_ASSIGNMENT:_ Where a line in the records below includes "does", pull that line out.

(Data records)

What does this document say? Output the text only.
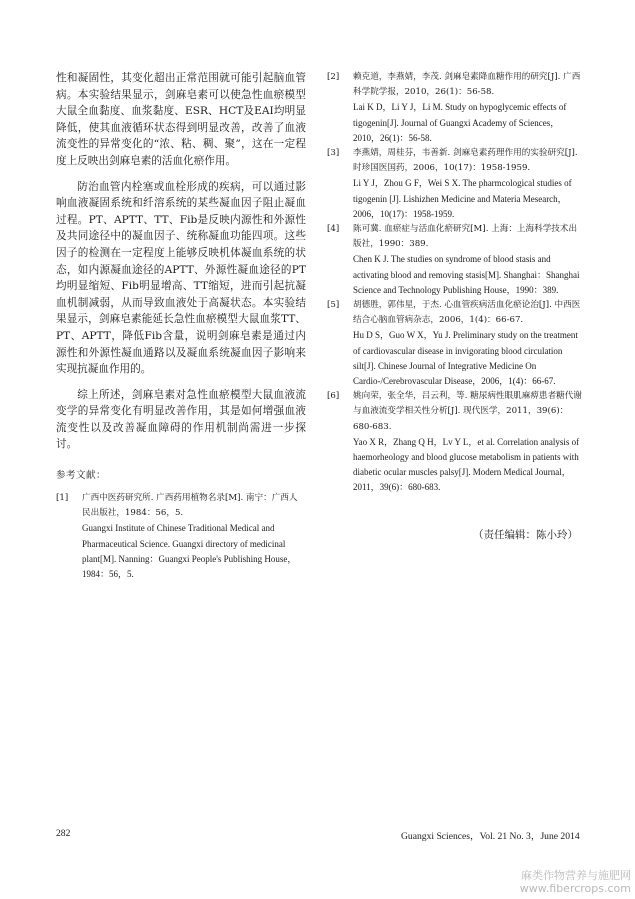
性和凝固性，其变化超出正常范围就可能引起脑血管病。本实验结果显示，剑麻皂素可以使急性血瘀模型大鼠全血黏度、血浆黏度、ESR、HCT及EAI均明显降低，使其血液循环状态得到明显改善，改善了血液流变性的异常变化的“浓、粘、稠、聚”，这在一定程度上反映出剑麻皂素的活血化瘀作用。

防治血管内栓塞或血栓形成的疾病，可以通过影响血液凝固系统和纤溶系统的某些凝血因子阻止凝血过程。PT、APTT、TT、Fib是反映内源性和外源性及共同途径中的凝血因子、统称凝血功能四项。这些因子的检测在一定程度上能够反映机体凝血系统的状态，如内源凝血途径的APTT、外源性凝血途径的PT均明显缩短、Fib明显增高、TT缩短，进而引起抗凝血机制减弱，从而导致血液处于高凝状态。本实验结果显示，剑麻皂素能延长急性血瘀模型大鼠血浆TT、PT、APTT，降低Fib含量，说明剑麻皂素是通过内源性和外源性凝血通路以及凝血系统凝血因子影响来实现抗凝血作用的。

综上所述，剑麻皂素对急性血瘀模型大鼠血液流变学的异常变化有明显改善作用，其是如何增强血液流变性以及改善凝血障碍的作用机制尚需进一步探讨。

参考文献：
[1]	广西中医药研究所. 广西药用植物名录[M]. 南宁：广西人民出版社，1984：56，5.
Guangxi Institute of Chinese Traditional Medical and Pharmaceutical Science. Guangxi directory of medicinal plant[M]. Nanning：Guangxi People's Publishing House，1984：56，5.
[2]	赖克道，李燕婧，李茂. 剑麻皂素降血糖作用的研究[J]. 广西科学院学报，2010，26(1)：56-58.
Lai K D，Li Y J，Li M. Study on hypoglycemic effects of tigogenin[J]. Journal of Guangxi Academy of Sciences，2010，26(1)：56-58.
[3]	李燕婧，周桂芬，韦善新. 剑麻皂素药理作用的实验研究[J]. 时珍国医国药，2006，10(17)：1958-1959.
Li Y J，Zhou G F，Wei S X. The pharmcological studies of tigogenin [J]. Lishizhen Medicine and Materia Mesearch，2006，10(17)：1958-1959.
[4]	陈可冀. 血瘀症与活血化瘀研究[M]. 上海：上海科学技术出版社，1990：389.
Chen K J. The studies on syndrome of blood stasis and activating blood and removing stasis[M]. Shanghai：Shanghai Science and Technology Publishing House，1990：389.
[5]	胡德胜，郭伟星，于杰. 心血管疾病活血化瘀论治[J]. 中西医结合心脑血管病杂志，2006，1(4)：66-67.
Hu D S，Guo W X，Yu J. Preliminary study on the treatment of cardiovascular disease in invigorating blood circulation silt[J]. Chinese Journal of Integrative Medicine On Cardio-/Cerebrovascular Disease，2006，1(4)：66-67.
[6]	姚向荣，张全华，吕云利，等. 糖尿病性眼肌麻痹患者糖代谢与血液流变学相关性分析[J]. 现代医学，2011，39(6)：680-683.
Yao X R，Zhang Q H，Lv Y L，et al. Correlation analysis of haemorheology and blood glucose metabolism in patients with diabetic ocular muscles palsy[J]. Modern Medical Journal，2011，39(6)：680-683.
（责任编辑：陈小玲）
282	Guangxi Sciences，Vol. 21 No. 3，June 2014
麻类作物营养与施肥网
www.fibercrops.com
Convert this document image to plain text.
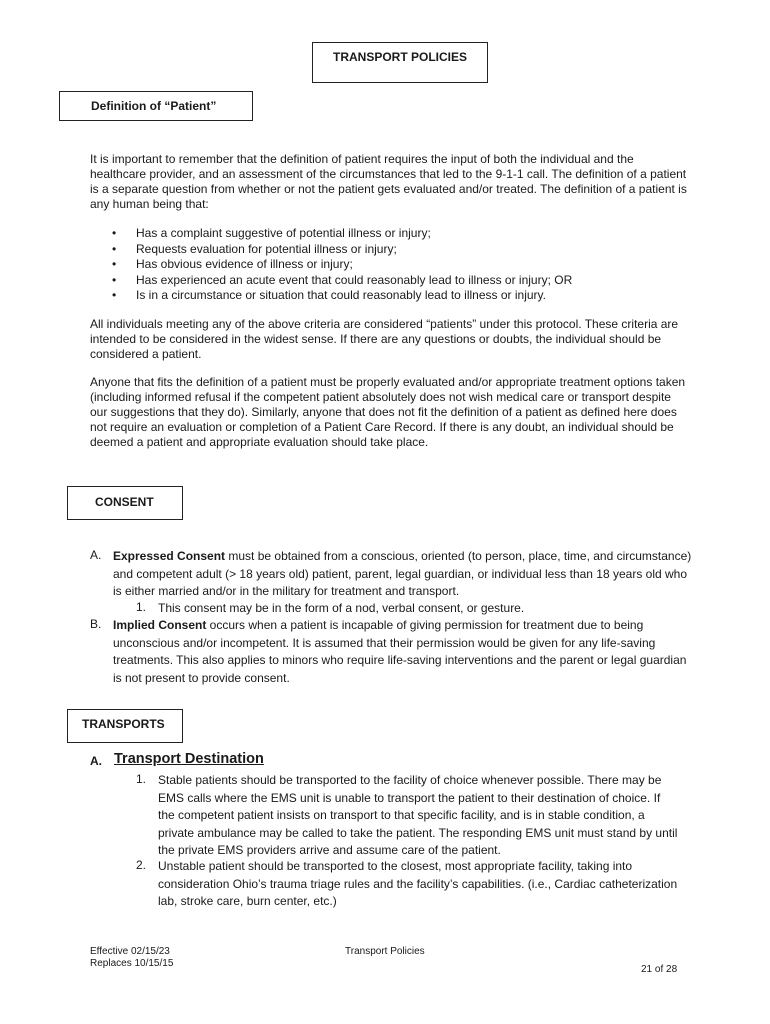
TRANSPORT POLICIES
Definition of “Patient”
It is important to remember that the definition of patient requires the input of both the individual and the healthcare provider, and an assessment of the circumstances that led to the 9-1-1 call. The definition of a patient is a separate question from whether or not the patient gets evaluated and/or treated. The definition of a patient is any human being that:
• Has a complaint suggestive of potential illness or injury;
• Requests evaluation for potential illness or injury;
• Has obvious evidence of illness or injury;
• Has experienced an acute event that could reasonably lead to illness or injury; OR
• Is in a circumstance or situation that could reasonably lead to illness or injury.
All individuals meeting any of the above criteria are considered “patients” under this protocol. These criteria are intended to be considered in the widest sense. If there are any questions or doubts, the individual should be considered a patient.
Anyone that fits the definition of a patient must be properly evaluated and/or appropriate treatment options taken (including informed refusal if the competent patient absolutely does not wish medical care or transport despite our suggestions that they do). Similarly, anyone that does not fit the definition of a patient as defined here does not require an evaluation or completion of a Patient Care Record. If there is any doubt, an individual should be deemed a patient and appropriate evaluation should take place.
CONSENT
A. Expressed Consent must be obtained from a conscious, oriented (to person, place, time, and circumstance) and competent adult (> 18 years old) patient, parent, legal guardian, or individual less than 18 years old who is either married and/or in the military for treatment and transport.
1. This consent may be in the form of a nod, verbal consent, or gesture.
B. Implied Consent occurs when a patient is incapable of giving permission for treatment due to being unconscious and/or incompetent. It is assumed that their permission would be given for any life-saving treatments. This also applies to minors who require life-saving interventions and the parent or legal guardian is not present to provide consent.
TRANSPORTS
A. Transport Destination
1. Stable patients should be transported to the facility of choice whenever possible. There may be EMS calls where the EMS unit is unable to transport the patient to their destination of choice. If the competent patient insists on transport to that specific facility, and is in stable condition, a private ambulance may be called to take the patient. The responding EMS unit must stand by until the private EMS providers arrive and assume care of the patient.
2. Unstable patient should be transported to the closest, most appropriate facility, taking into consideration Ohio’s trauma triage rules and the facility’s capabilities. (i.e., Cardiac catheterization lab, stroke care, burn center, etc.)
Effective 02/15/23
Replaces 10/15/15
Transport Policies
21 of 28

_OUTPUT OF THE EXERCISE:_
What does this document say? Output the text only.
Anyone that fits the definition of a patient must be properly evaluated and/or appropriate treatment options taken (including informed refusal if the competent patient absolutely does not wish medical care or transport despite our suggestions that they do). Similarly, anyone that does not fit the definition of a patient as defined here does not require an evaluation or completion of a Patient Care Record. If there is any doubt, an individual should be deemed a patient and appropriate evaluation should take place.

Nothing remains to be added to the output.